GIVEN RECORDS: Begin

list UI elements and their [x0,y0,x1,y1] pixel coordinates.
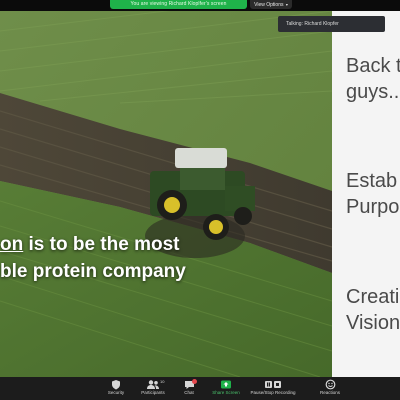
agenda-item-2-line-1: Estab [346,170,398,192]
reactions-label: Reactions [319,390,340,395]
agenda-item-1-line-2: guys.. [346,81,400,103]
agenda-item-3: Creati Vision [346,284,400,336]
shield-icon [112,380,120,390]
slide-agenda-panel: Back t guys.. Estab Purpo Creati Vision [332,11,400,377]
participants-label: Participants [141,390,165,395]
share-screen-button[interactable]: Share Screen [208,379,244,399]
agenda-item-1-line-1: Back t [346,55,400,77]
participants-icon [147,380,159,389]
pause-stop-recording-button[interactable]: Pause/Stop Recording [249,379,297,399]
share-screen-label: Share Screen [212,390,240,395]
slide-overlay-line-1-rest: is to be the most [23,234,180,255]
participant-count: 10 [160,379,165,384]
view-options-label: View Options [254,2,284,8]
chat-button[interactable]: Chat [178,379,200,399]
agenda-item-2: Estab Purpo [346,168,399,220]
recording-icon [265,381,281,388]
chat-notification-badge [192,379,197,384]
participants-button[interactable]: 10 Participants [137,379,169,399]
chevron-down-icon: ▾ [285,2,288,7]
viewing-screen-banner: You are viewing Richard Kloplfer's scree… [110,0,247,9]
slide-overlay-line-2: ble protein company [0,261,186,282]
agenda-item-3-line-1: Creati [346,286,400,308]
chat-label: Chat [184,390,194,395]
agenda-item-2-line-2: Purpo [346,196,400,218]
reactions-icon [325,379,335,390]
screen-share-window: You are viewing Richard Kloplfer's scree… [0,0,400,400]
slide-overlay-line-1: on is to be the most [0,234,179,256]
share-screen-icon [221,380,231,389]
agenda-item-3-line-2: Vision [346,312,400,334]
aerial-field-photo: on is to be the most ble protein company [0,11,332,377]
security-label: Security [107,390,125,395]
view-options-button[interactable]: View Options ▾ [250,0,292,9]
pause-stop-recording-label: Pause/Stop Recording [250,390,296,395]
tractor-field-image [0,11,332,377]
agenda-item-1: Back t guys.. [346,53,400,105]
top-bar: You are viewing Richard Kloplfer's scree… [0,0,400,11]
slide-overlay-underlined-word: on [0,234,24,255]
meeting-toolbar: Security 10 Participants Chat Share Scre… [0,377,400,400]
talking-indicator: Talking: Richard Klopfer [278,16,385,32]
shared-slide: on is to be the most ble protein company… [0,11,400,377]
reactions-button[interactable]: Reactions [314,379,346,399]
security-button[interactable]: Security [104,379,128,399]
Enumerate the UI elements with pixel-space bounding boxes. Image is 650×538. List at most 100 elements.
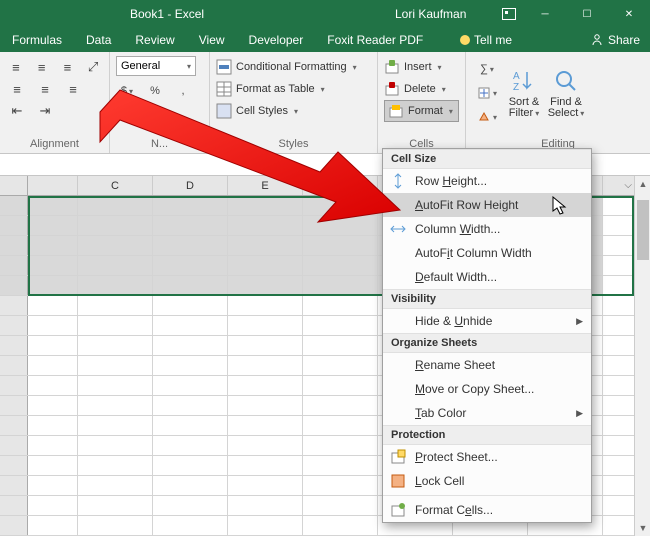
group-styles-label: Styles — [216, 136, 371, 153]
insert-cells-button[interactable]: Insert▾ — [384, 56, 459, 78]
align-right-icon[interactable]: ≡ — [62, 78, 84, 100]
menu-autofit-column-width[interactable]: AutoFit Column Width — [383, 241, 591, 265]
menu-lock-cell-label: Lock Cell — [415, 474, 464, 488]
autosum-icon[interactable]: ∑▾ — [476, 58, 498, 80]
sort-filter-icon: AZ — [510, 67, 538, 95]
menu-hide-unhide[interactable]: Hide & Unhide ▶ — [383, 309, 591, 333]
align-middle-icon[interactable]: ≡ — [32, 56, 52, 78]
decrease-indent-icon[interactable]: ⇤ — [6, 100, 28, 122]
svg-text:A: A — [513, 71, 520, 82]
comma-format-icon[interactable]: , — [172, 80, 194, 102]
number-format-value: General — [121, 60, 160, 72]
format-cells-button[interactable]: Format▾ — [384, 100, 459, 122]
delete-cells-label: Delete — [404, 83, 436, 95]
increase-decimal-icon[interactable]: .0→ — [116, 102, 138, 124]
menu-rename-sheet[interactable]: Rename Sheet — [383, 353, 591, 377]
align-left-icon[interactable]: ≡ — [6, 78, 28, 100]
tab-foxit[interactable]: Foxit Reader PDF — [315, 28, 435, 52]
menu-column-width[interactable]: Column Width... — [383, 217, 591, 241]
decrease-decimal-icon[interactable]: .00 — [144, 102, 166, 124]
group-number: General ▾ $ ▾ % , .0→ .00 N... — [110, 52, 210, 153]
ribbon-tabs: Formulas Data Review View Developer Foxi… — [0, 28, 650, 52]
menu-hide-unhide-label: Hide & Unhide — [415, 314, 492, 328]
close-button[interactable]: ✕ — [608, 0, 650, 28]
maximize-button[interactable]: ☐ — [566, 0, 608, 28]
lock-cell-icon — [389, 472, 407, 490]
format-as-table-label: Format as Table — [236, 83, 315, 95]
formula-bar-collapse-icon[interactable]: ⌵ — [624, 180, 632, 191]
ribbon: ≡ ≡ ≡ ⤢ ≡ ≡ ≡ ⇤ ⇥ Alignment General ▾ — [0, 52, 650, 154]
scroll-up-icon[interactable]: ▲ — [635, 176, 650, 192]
fill-icon[interactable]: ▾ — [476, 82, 498, 104]
scroll-down-icon[interactable]: ▼ — [635, 520, 650, 536]
menu-move-copy-sheet[interactable]: Move or Copy Sheet... — [383, 377, 591, 401]
menu-autofit-row-label: AutoFit Row Height — [415, 198, 518, 212]
conditional-formatting-label: Conditional Formatting — [236, 61, 347, 73]
menu-section-protection: Protection — [383, 425, 591, 445]
format-as-table-icon — [216, 81, 232, 97]
tell-me-search[interactable]: Tell me — [460, 33, 512, 47]
delete-cells-button[interactable]: Delete▾ — [384, 78, 459, 100]
format-as-table-button[interactable]: Format as Table▾ — [216, 78, 371, 100]
vertical-scrollbar[interactable]: ▲ ▼ — [634, 176, 650, 536]
insert-cells-label: Insert — [404, 61, 432, 73]
align-bottom-icon[interactable]: ≡ — [58, 56, 78, 78]
tab-developer[interactable]: Developer — [237, 28, 316, 52]
menu-protect-sheet[interactable]: Protect Sheet... — [383, 445, 591, 469]
menu-row-height[interactable]: Row Height... — [383, 169, 591, 193]
scroll-thumb[interactable] — [637, 200, 649, 260]
ribbon-display-options-icon[interactable] — [494, 0, 524, 28]
column-header-d[interactable]: D — [153, 176, 228, 195]
group-styles: Conditional Formatting▾ Format as Table▾… — [210, 52, 378, 153]
tab-formulas[interactable]: Formulas — [0, 28, 74, 52]
share-icon — [590, 33, 604, 47]
tell-me-label: Tell me — [474, 33, 512, 47]
find-select-button[interactable]: Find & Select▾ — [546, 58, 586, 128]
sort-filter-button[interactable]: AZ Sort & Filter▾ — [504, 58, 544, 128]
group-cells: Insert▾ Delete▾ Format▾ Cells — [378, 52, 466, 153]
column-header[interactable] — [28, 176, 78, 195]
menu-tab-color-label: Tab Color — [415, 406, 466, 420]
minimize-button[interactable]: ─ — [524, 0, 566, 28]
menu-autofit-col-label: AutoFit Column Width — [415, 246, 532, 260]
menu-section-cell-size: Cell Size — [383, 149, 591, 169]
menu-rename-label: Rename Sheet — [415, 358, 495, 372]
svg-text:Z: Z — [513, 82, 519, 93]
orientation-icon[interactable]: ⤢ — [83, 56, 103, 78]
tab-review[interactable]: Review — [123, 28, 186, 52]
menu-format-cells-label: Format Cells... — [415, 503, 493, 517]
column-header-c[interactable]: C — [78, 176, 153, 195]
group-editing: ∑▾ ▾ ▾ AZ Sort & Filter▾ Find & Select▾ — [466, 52, 650, 153]
menu-format-cells[interactable]: Format Cells... — [383, 498, 591, 522]
format-cells-icon — [388, 103, 404, 119]
clear-icon[interactable]: ▾ — [476, 106, 498, 128]
increase-indent-icon[interactable]: ⇥ — [34, 100, 56, 122]
menu-default-width[interactable]: Default Width... — [383, 265, 591, 289]
submenu-arrow-icon: ▶ — [576, 316, 583, 327]
conditional-formatting-button[interactable]: Conditional Formatting▾ — [216, 56, 371, 78]
cell-styles-label: Cell Styles — [236, 105, 288, 117]
menu-lock-cell[interactable]: Lock Cell — [383, 469, 591, 493]
menu-tab-color[interactable]: Tab Color ▶ — [383, 401, 591, 425]
conditional-formatting-icon — [216, 59, 232, 75]
number-format-dropdown[interactable]: General ▾ — [116, 56, 196, 76]
tab-data[interactable]: Data — [74, 28, 123, 52]
column-header-f[interactable]: F — [303, 176, 378, 195]
bulb-icon — [460, 35, 470, 45]
align-center-icon[interactable]: ≡ — [34, 78, 56, 100]
delete-cells-icon — [384, 81, 400, 97]
column-header-e[interactable]: E — [228, 176, 303, 195]
share-button[interactable]: Share — [590, 33, 640, 47]
align-top-icon[interactable]: ≡ — [6, 56, 26, 78]
accounting-format-icon[interactable]: $ ▾ — [116, 80, 138, 102]
menu-autofit-row-height[interactable]: AutoFit Row Height — [383, 193, 591, 217]
menu-section-visibility: Visibility — [383, 289, 591, 309]
protect-sheet-icon — [389, 448, 407, 466]
group-alignment-label: Alignment — [6, 136, 103, 153]
insert-cells-icon — [384, 59, 400, 75]
percent-format-icon[interactable]: % — [144, 80, 166, 102]
window-title: Book1 - Excel — [130, 7, 204, 21]
select-all-corner[interactable] — [0, 176, 28, 195]
tab-view[interactable]: View — [187, 28, 237, 52]
cell-styles-button[interactable]: Cell Styles▾ — [216, 100, 371, 122]
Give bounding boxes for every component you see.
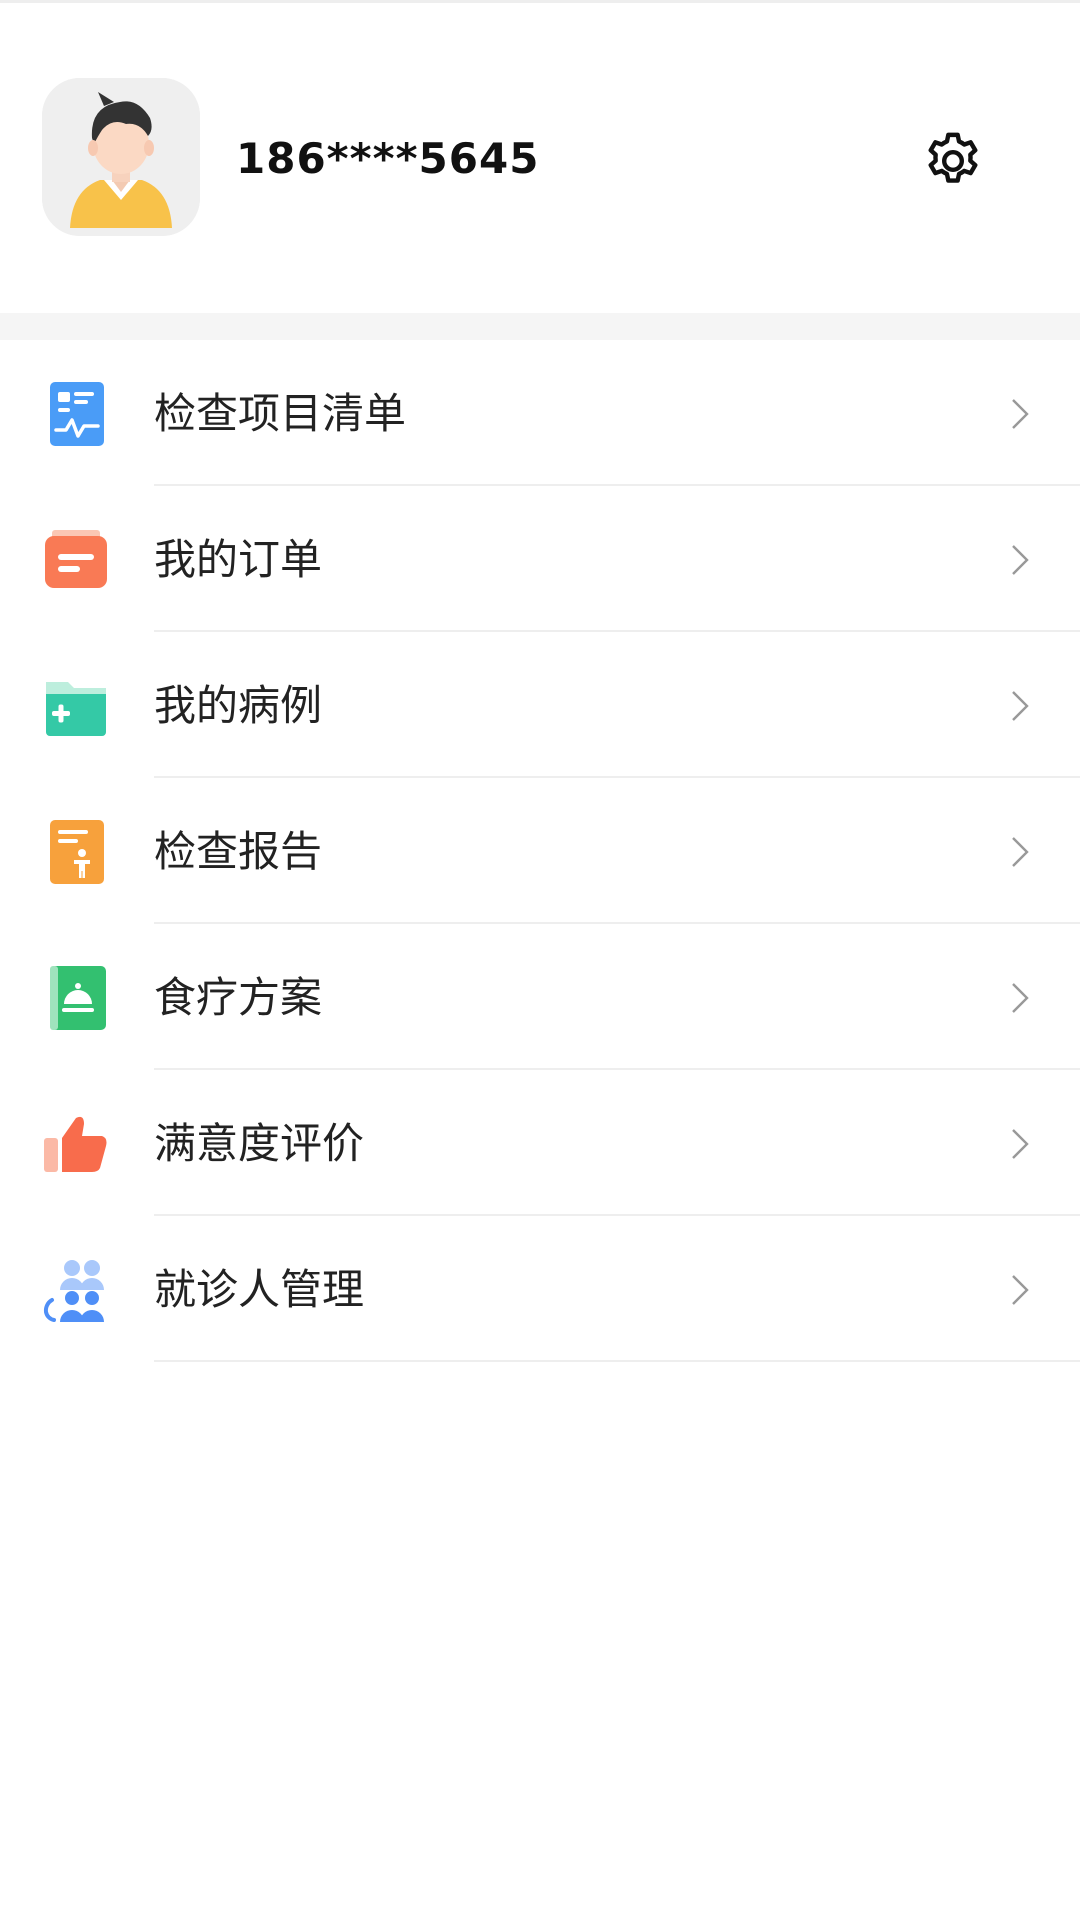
chevron-right-icon xyxy=(1008,542,1032,578)
menu-item-medical-records[interactable]: 我的病例 xyxy=(0,632,1080,778)
menu-item-label: 我的病例 xyxy=(154,681,323,730)
profile-header: 186****5645 xyxy=(0,3,1080,313)
divider xyxy=(154,1360,1080,1362)
chevron-right-icon xyxy=(1008,980,1032,1016)
user-phone: 186****5645 xyxy=(236,134,540,183)
thumbs-up-icon xyxy=(42,1110,110,1178)
checklist-icon xyxy=(42,380,110,448)
menu-item-label: 检查项目清单 xyxy=(154,389,407,438)
order-icon xyxy=(42,526,110,594)
menu-item-diet-plan[interactable]: 食疗方案 xyxy=(0,924,1080,1070)
menu-item-checklist[interactable]: 检查项目清单 xyxy=(0,340,1080,486)
menu-item-satisfaction[interactable]: 满意度评价 xyxy=(0,1070,1080,1216)
menu-item-orders[interactable]: 我的订单 xyxy=(0,486,1080,632)
menu-item-patient-management[interactable]: 就诊人管理 xyxy=(0,1216,1080,1362)
chevron-right-icon xyxy=(1008,396,1032,432)
avatar[interactable] xyxy=(42,78,200,236)
chevron-right-icon xyxy=(1008,1126,1032,1162)
chevron-right-icon xyxy=(1008,834,1032,870)
menu-item-label: 我的订单 xyxy=(154,535,323,584)
chevron-right-icon xyxy=(1008,1272,1032,1308)
menu-item-label: 就诊人管理 xyxy=(154,1265,365,1314)
diet-plan-icon xyxy=(42,964,110,1032)
menu-item-reports[interactable]: 检查报告 xyxy=(0,778,1080,924)
menu-item-label: 食疗方案 xyxy=(154,973,323,1022)
menu-item-label: 检查报告 xyxy=(154,827,323,876)
menu-list: 检查项目清单 我的订单 我的病例 检查报告 食疗方案 满意度评价 就诊人管理 xyxy=(0,340,1080,1362)
settings-button[interactable] xyxy=(920,128,986,194)
patients-icon xyxy=(42,1256,110,1324)
chevron-right-icon xyxy=(1008,688,1032,724)
section-gap xyxy=(0,313,1080,340)
user-avatar-icon xyxy=(42,78,200,236)
medical-record-folder-icon xyxy=(42,672,110,740)
menu-item-label: 满意度评价 xyxy=(154,1119,365,1168)
gear-icon xyxy=(928,132,978,183)
report-icon xyxy=(42,818,110,886)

GIVEN RECORDS: End

ASSIGNED TASK:
Throughout the records above, find the lines in which the word "window" appears and return them.

ANSWER TO THIS PROBLEM:
screen-share-window: You are viewing Richard Kloplfer's scree… [0,0,400,400]
window-title: Book1 - Excel — [130, 7, 204, 21]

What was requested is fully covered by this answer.